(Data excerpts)
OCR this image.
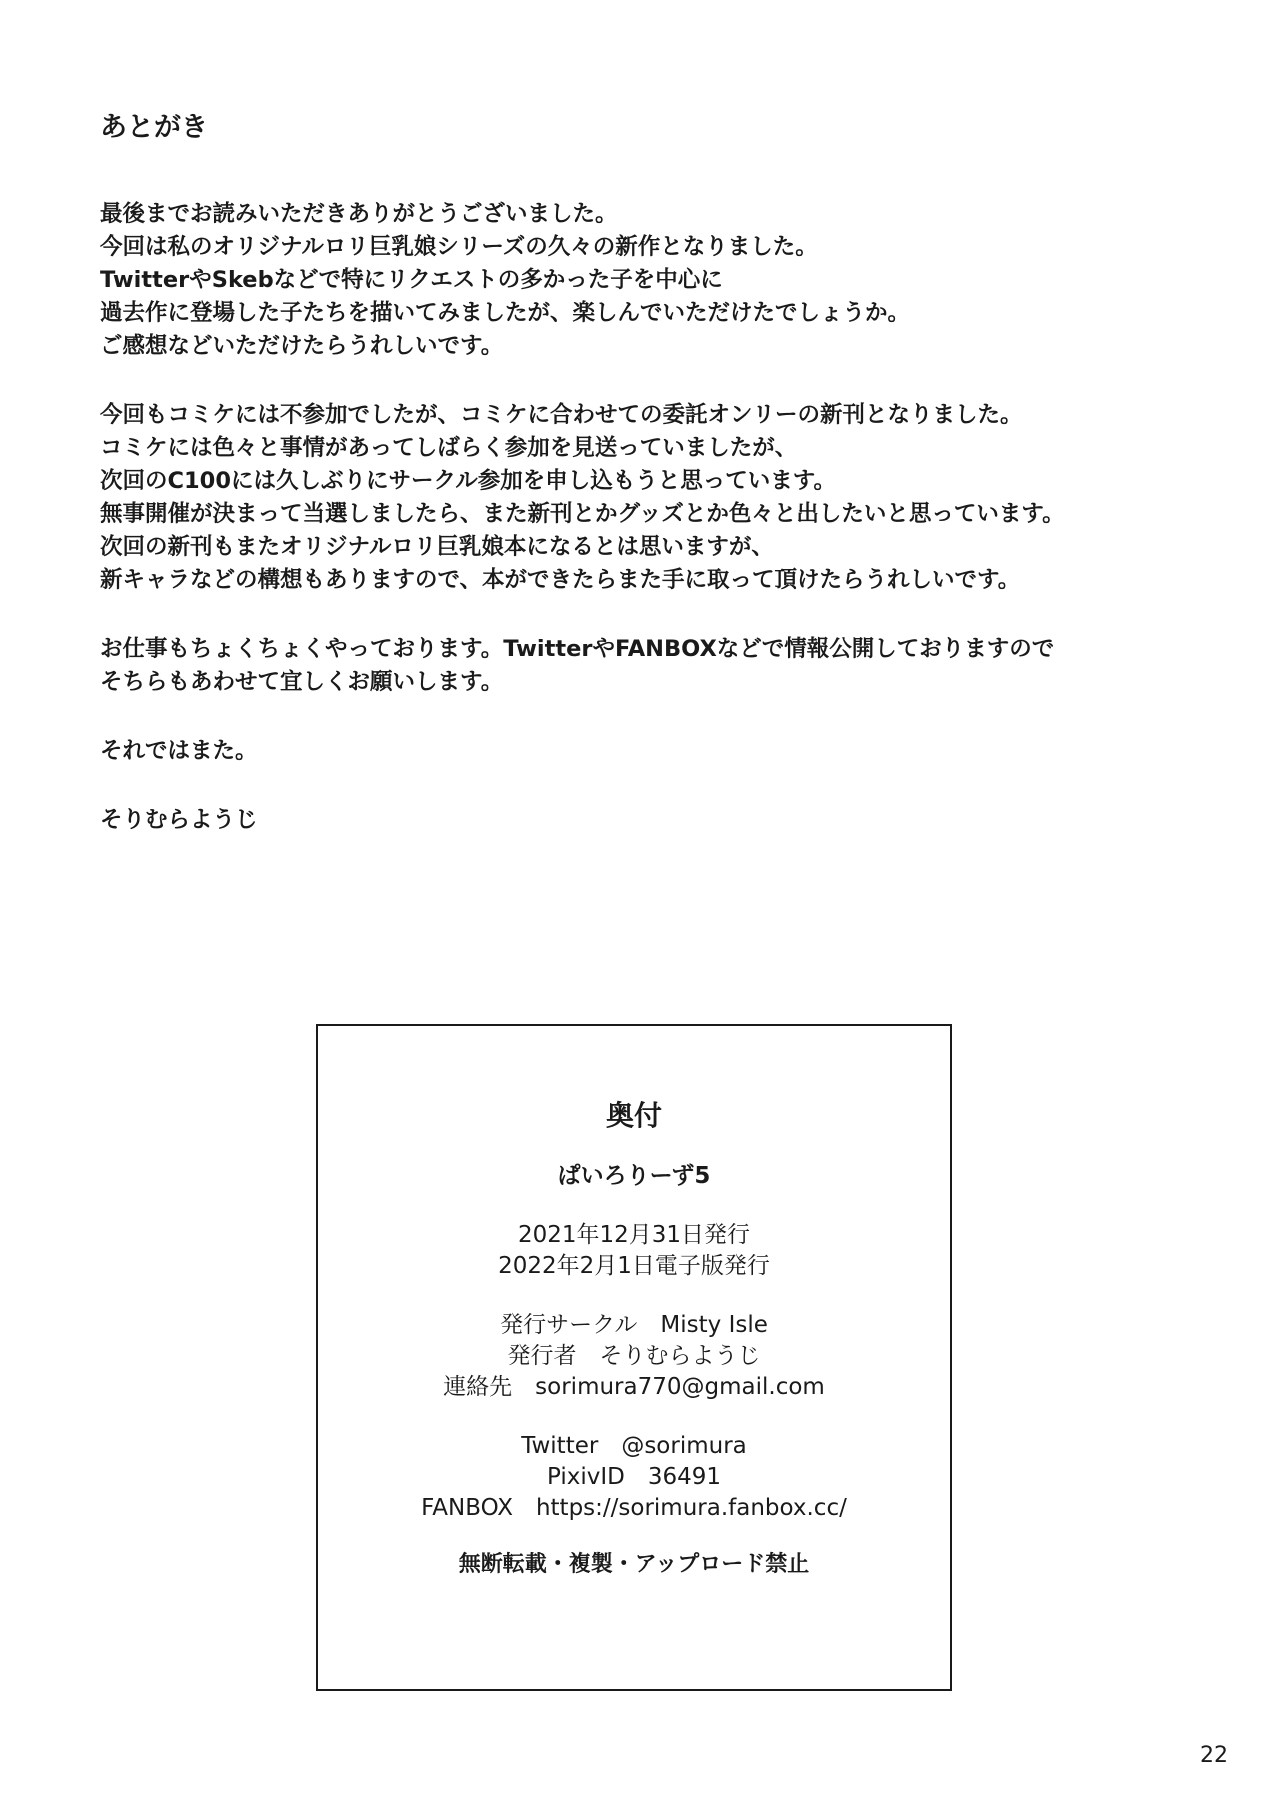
あとがき

最後までお読みいただきありがとうございました。
今回は私のオリジナルロリ巨乳娘シリーズの久々の新作となりました。
TwitterやSkebなどで特にリクエストの多かった子を中心に
過去作に登場した子たちを描いてみましたが、楽しんでいただけたでしょうか。
ご感想などいただけたらうれしいです。

今回もコミケには不参加でしたが、コミケに合わせての委託オンリーの新刊となりました。
コミケには色々と事情があってしばらく参加を見送っていましたが、
次回のC100には久しぶりにサークル参加を申し込もうと思っています。
無事開催が決まって当選しましたら、また新刊とかグッズとか色々と出したいと思っています。
次回の新刊もまたオリジナルロリ巨乳娘本になるとは思いますが、
新キャラなどの構想もありますので、本ができたらまた手に取って頂けたらうれしいです。

お仕事もちょくちょくやっております。TwitterやFANBOXなどで情報公開しておりますので
そちらもあわせて宜しくお願いします。

それではまた。

そりむらようじ
奥付
ぱいろりーず5
2021年12月31日発行
2022年2月1日電子版発行
発行サークル　Misty Isle
発行者　そりむらようじ
連絡先　sorimura770@gmail.com
Twitter　@sorimura
PixivID　36491
FANBOX　https://sorimura.fanbox.cc/
無断転載・複製・アップロード禁止
22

_SET PROBLEM_
Transcribe the full listing character for character. Pictures are excluded.

_WRITTEN RESPONSE_
OCR this image.
あとがき

最後までお読みいただきありがとうございました。
今回は私のオリジナルロリ巨乳娘シリーズの久々の新作となりました。
TwitterやSkebなどで特にリクエストの多かった子を中心に
過去作に登場した子たちを描いてみましたが、楽しんでいただけたでしょうか。
ご感想などいただけたらうれしいです。

今回もコミケには不参加でしたが、コミケに合わせての委託オンリーの新刊となりました。
コミケには色々と事情があってしばらく参加を見送っていましたが、
次回のC100には久しぶりにサークル参加を申し込もうと思っています。
無事開催が決まって当選しましたら、また新刊とかグッズとか色々と出したいと思っています。
次回の新刊もまたオリジナルロリ巨乳娘本になるとは思いますが、
新キャラなどの構想もありますので、本ができたらまた手に取って頂けたらうれしいです。

お仕事もちょくちょくやっております。TwitterやFANBOXなどで情報公開しておりますので
そちらもあわせて宜しくお願いします。

それではまた。

そりむらようじ
奥付
ぱいろりーず5
2021年12月31日発行
2022年2月1日電子版発行
発行サークル　Misty Isle
発行者　そりむらようじ
連絡先　sorimura770@gmail.com
Twitter　@sorimura
PixivID　36491
FANBOX　https://sorimura.fanbox.cc/
無断転載・複製・アップロード禁止
22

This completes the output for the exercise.